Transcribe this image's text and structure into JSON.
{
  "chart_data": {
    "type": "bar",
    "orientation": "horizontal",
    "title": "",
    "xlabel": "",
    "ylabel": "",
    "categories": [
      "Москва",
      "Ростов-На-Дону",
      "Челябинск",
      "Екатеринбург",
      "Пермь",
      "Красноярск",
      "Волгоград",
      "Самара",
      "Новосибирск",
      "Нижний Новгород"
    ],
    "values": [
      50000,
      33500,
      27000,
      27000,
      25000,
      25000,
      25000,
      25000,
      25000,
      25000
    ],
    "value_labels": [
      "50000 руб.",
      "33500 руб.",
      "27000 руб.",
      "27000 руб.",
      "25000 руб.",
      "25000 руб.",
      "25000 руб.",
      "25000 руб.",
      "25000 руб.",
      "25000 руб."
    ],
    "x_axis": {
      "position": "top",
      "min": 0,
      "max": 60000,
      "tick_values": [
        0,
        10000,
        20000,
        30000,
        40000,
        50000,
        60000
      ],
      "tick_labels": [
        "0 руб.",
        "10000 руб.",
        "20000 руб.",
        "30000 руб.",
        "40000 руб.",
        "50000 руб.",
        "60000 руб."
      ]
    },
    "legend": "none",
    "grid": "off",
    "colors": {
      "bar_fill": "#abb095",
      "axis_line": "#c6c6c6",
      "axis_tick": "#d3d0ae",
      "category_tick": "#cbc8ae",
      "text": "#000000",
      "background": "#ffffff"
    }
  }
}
◇ ◇ ◇
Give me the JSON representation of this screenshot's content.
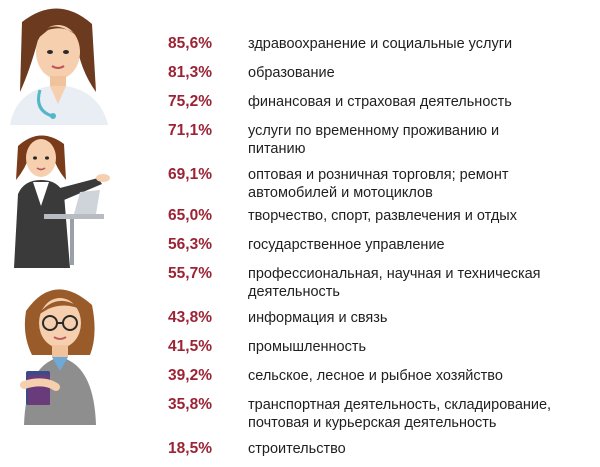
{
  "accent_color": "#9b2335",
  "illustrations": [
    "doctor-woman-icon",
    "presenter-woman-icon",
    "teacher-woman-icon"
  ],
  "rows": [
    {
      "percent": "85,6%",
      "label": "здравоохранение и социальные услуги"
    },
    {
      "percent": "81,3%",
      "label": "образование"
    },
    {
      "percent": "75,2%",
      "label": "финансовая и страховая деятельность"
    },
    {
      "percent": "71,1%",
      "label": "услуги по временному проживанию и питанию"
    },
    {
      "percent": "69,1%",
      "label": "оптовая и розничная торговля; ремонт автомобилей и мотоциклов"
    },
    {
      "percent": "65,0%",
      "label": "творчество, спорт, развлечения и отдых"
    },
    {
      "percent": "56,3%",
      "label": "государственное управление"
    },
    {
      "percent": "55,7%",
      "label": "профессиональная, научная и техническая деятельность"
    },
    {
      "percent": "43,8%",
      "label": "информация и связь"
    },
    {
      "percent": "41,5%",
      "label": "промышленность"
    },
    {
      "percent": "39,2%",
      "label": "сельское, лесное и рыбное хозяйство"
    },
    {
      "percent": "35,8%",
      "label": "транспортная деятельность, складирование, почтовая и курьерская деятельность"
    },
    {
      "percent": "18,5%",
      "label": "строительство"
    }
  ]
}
◇ ◇ ◇
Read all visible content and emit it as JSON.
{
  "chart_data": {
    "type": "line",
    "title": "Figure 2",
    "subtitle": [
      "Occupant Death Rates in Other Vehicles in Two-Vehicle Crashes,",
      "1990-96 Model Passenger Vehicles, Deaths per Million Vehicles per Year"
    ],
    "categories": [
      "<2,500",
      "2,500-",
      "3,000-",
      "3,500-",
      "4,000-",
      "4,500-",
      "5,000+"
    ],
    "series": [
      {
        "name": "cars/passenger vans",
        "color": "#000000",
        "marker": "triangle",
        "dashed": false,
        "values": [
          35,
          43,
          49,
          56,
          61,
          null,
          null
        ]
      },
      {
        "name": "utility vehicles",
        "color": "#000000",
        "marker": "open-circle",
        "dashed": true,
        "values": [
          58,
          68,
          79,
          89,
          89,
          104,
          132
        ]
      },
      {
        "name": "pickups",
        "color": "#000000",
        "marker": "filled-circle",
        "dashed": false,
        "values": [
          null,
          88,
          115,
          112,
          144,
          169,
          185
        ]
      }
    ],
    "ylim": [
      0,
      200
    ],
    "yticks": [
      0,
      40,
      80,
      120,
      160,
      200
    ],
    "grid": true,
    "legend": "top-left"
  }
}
◇ ◇ ◇
• [Task statement]: Keep only the lines that hold the string "woman", and copy them out.

• [Exercise response]:
    "doctor-woman-icon",
    "presenter-woman-icon",
    "teacher-woman-icon"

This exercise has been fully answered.